Exercise objective =
Filter the data below for the string "feature" and copy each matching line.

--- BEGIN Material for this exercise ---

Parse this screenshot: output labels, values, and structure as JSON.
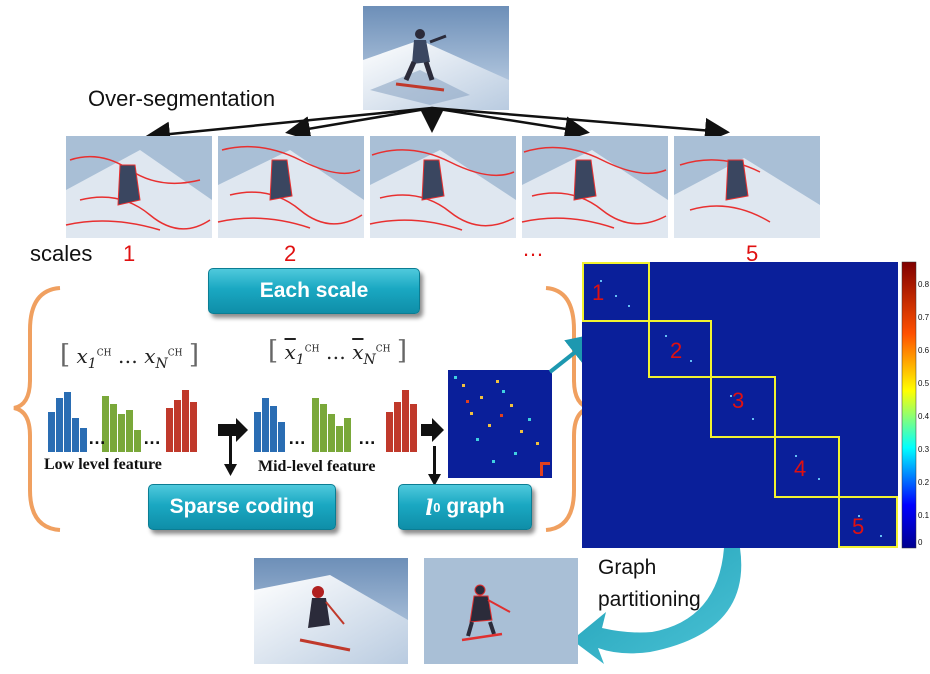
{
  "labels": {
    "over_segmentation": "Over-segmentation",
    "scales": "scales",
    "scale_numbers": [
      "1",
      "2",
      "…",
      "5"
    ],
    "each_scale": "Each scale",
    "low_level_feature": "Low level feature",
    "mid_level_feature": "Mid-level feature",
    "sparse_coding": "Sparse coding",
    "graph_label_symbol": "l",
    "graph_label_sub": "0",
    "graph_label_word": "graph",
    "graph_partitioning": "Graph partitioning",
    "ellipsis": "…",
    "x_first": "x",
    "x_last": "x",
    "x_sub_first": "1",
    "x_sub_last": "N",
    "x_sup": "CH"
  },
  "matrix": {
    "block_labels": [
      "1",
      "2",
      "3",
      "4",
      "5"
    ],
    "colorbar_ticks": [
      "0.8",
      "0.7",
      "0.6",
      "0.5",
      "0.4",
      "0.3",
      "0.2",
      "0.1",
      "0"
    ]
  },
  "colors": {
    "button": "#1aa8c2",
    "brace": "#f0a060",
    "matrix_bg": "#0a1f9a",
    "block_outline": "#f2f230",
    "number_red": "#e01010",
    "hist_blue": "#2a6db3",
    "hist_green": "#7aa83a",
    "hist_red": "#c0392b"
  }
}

--- END Material for this exercise ---
--- BEGIN Material for this exercise ---

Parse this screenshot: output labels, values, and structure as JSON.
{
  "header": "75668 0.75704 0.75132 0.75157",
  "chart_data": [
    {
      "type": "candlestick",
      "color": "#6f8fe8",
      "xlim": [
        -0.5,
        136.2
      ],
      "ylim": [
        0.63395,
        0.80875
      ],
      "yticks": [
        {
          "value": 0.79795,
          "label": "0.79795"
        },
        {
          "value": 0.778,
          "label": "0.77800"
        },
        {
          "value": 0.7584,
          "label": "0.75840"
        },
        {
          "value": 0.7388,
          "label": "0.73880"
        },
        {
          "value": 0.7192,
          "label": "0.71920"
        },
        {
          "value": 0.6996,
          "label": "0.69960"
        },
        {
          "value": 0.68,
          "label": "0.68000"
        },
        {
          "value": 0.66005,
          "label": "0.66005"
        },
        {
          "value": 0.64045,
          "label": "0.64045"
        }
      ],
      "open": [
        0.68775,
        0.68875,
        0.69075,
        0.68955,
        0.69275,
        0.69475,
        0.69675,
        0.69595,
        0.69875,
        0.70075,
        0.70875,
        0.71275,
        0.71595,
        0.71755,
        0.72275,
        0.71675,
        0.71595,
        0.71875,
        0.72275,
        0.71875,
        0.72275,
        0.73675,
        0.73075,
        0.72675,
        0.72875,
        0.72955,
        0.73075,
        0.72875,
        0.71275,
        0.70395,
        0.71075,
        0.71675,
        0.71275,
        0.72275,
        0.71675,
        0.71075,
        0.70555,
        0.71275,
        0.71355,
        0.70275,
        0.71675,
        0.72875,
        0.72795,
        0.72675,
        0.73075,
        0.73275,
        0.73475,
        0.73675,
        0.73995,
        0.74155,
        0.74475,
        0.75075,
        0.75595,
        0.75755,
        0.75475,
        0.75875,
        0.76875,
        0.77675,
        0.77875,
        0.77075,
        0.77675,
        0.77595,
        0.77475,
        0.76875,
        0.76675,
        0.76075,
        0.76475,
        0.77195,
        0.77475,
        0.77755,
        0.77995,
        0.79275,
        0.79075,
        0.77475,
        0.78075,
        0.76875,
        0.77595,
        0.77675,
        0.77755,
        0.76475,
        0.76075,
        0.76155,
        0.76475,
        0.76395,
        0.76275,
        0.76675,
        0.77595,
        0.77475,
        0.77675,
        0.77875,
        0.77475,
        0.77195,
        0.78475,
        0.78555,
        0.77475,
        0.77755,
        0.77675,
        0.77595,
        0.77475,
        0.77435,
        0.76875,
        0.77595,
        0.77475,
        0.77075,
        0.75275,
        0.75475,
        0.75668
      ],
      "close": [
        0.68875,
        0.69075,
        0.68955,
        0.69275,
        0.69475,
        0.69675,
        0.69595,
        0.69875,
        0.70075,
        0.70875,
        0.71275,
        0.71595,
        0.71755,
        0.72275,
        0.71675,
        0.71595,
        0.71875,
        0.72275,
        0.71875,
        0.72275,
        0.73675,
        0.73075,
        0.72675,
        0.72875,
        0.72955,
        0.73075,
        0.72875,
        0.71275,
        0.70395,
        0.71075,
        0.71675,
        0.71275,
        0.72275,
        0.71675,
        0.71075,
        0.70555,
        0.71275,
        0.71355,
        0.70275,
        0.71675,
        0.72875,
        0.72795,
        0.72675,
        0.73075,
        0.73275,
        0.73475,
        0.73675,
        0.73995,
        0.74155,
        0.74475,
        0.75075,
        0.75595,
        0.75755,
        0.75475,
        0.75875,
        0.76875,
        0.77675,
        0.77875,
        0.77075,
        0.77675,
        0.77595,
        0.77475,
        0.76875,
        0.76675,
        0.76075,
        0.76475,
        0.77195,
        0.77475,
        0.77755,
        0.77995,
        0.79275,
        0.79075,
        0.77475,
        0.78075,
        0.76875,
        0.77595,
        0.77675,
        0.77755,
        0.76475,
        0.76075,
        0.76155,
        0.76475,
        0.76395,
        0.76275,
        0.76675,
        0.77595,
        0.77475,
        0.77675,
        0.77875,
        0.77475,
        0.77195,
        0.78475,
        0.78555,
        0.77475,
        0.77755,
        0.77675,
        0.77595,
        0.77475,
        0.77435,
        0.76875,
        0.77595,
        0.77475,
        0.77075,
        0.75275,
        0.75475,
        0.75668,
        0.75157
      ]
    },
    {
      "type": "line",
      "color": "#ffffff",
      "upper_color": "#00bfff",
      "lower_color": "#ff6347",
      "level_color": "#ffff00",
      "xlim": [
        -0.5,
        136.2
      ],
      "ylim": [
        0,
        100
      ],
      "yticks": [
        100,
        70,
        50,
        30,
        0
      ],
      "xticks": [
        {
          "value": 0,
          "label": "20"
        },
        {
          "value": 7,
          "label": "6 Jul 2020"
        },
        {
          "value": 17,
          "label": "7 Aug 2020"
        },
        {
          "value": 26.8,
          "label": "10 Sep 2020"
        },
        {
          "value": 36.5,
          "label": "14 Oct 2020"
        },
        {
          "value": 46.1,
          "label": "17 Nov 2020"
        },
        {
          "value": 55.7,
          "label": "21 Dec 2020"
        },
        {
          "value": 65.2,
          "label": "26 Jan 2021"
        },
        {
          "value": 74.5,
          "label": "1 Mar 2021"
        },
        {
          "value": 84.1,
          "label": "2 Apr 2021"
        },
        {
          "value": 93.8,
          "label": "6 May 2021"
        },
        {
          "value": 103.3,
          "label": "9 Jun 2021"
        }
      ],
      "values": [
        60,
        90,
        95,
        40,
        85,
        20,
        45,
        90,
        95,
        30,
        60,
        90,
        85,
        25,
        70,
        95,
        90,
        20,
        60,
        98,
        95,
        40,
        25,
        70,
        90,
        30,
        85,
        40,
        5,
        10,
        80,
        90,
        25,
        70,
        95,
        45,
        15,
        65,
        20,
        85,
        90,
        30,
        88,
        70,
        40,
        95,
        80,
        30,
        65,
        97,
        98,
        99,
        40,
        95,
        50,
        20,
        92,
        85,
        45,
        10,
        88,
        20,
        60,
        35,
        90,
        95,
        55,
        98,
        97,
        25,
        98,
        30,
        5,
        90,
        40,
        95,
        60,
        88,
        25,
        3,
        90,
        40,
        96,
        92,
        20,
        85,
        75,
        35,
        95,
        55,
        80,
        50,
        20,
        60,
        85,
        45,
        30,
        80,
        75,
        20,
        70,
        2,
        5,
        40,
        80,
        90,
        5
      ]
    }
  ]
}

--- END Material for this exercise ---

Result =
    "low_level_feature": "Low level feature",
    "mid_level_feature": "Mid-level feature",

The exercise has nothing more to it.